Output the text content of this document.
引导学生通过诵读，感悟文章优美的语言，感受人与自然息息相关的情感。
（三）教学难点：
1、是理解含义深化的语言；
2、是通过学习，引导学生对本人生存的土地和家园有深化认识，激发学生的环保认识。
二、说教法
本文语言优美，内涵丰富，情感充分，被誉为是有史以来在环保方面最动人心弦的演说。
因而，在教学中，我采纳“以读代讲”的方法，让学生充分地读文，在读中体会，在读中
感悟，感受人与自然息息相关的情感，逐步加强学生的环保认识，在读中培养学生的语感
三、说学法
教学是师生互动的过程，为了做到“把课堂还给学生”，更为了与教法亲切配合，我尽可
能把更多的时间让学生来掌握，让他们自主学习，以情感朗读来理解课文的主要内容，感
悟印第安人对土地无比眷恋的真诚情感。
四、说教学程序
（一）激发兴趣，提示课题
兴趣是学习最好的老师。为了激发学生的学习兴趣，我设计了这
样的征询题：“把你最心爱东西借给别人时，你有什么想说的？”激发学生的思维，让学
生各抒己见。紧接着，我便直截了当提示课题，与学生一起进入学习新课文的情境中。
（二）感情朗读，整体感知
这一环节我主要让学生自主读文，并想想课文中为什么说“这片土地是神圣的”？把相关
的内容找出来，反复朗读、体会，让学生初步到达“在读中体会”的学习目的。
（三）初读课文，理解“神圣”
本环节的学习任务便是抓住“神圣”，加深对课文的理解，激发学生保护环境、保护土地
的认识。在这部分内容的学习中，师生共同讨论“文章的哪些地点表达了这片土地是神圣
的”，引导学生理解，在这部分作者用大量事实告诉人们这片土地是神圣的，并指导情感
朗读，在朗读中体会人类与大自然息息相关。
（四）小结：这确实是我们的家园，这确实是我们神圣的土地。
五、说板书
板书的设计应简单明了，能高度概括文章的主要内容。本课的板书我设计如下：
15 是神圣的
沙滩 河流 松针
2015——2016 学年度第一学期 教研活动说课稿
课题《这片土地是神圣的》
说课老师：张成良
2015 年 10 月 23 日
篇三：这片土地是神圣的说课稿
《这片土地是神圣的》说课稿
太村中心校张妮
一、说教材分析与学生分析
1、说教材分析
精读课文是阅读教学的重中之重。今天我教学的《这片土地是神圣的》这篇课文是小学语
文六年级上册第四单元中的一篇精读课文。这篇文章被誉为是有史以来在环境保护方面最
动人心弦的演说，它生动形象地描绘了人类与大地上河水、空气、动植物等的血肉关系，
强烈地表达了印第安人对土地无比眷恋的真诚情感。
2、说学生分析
...
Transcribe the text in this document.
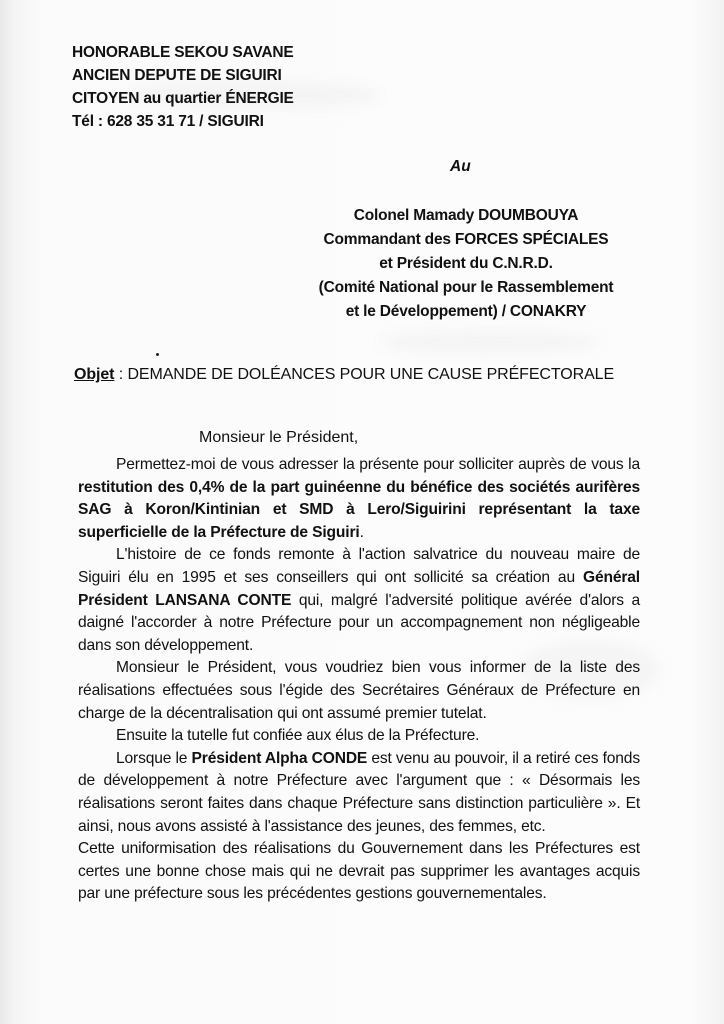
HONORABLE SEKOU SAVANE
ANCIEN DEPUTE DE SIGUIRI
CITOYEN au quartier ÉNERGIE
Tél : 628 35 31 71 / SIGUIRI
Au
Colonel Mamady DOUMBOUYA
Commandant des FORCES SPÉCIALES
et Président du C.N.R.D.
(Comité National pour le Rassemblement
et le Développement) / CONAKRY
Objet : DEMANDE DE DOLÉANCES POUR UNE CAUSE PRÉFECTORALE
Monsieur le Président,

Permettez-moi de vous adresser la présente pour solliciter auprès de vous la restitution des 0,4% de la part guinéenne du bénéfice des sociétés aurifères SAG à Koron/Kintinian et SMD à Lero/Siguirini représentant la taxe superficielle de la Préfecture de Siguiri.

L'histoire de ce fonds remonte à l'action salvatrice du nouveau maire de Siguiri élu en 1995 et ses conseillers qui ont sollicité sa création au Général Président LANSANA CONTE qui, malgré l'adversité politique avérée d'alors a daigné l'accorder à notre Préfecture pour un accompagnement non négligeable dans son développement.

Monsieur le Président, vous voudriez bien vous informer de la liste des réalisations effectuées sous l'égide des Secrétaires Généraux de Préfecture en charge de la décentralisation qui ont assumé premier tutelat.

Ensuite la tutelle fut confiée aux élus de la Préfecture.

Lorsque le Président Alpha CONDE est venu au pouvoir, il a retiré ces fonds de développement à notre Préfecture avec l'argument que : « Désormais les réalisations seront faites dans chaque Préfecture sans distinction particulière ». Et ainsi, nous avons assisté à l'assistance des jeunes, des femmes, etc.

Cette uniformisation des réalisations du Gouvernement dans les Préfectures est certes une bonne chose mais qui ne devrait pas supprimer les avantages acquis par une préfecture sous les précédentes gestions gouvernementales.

#### [Exercise]
Give the number of lines above that hold the word "this", and nothing more.

#### [Full solution]
2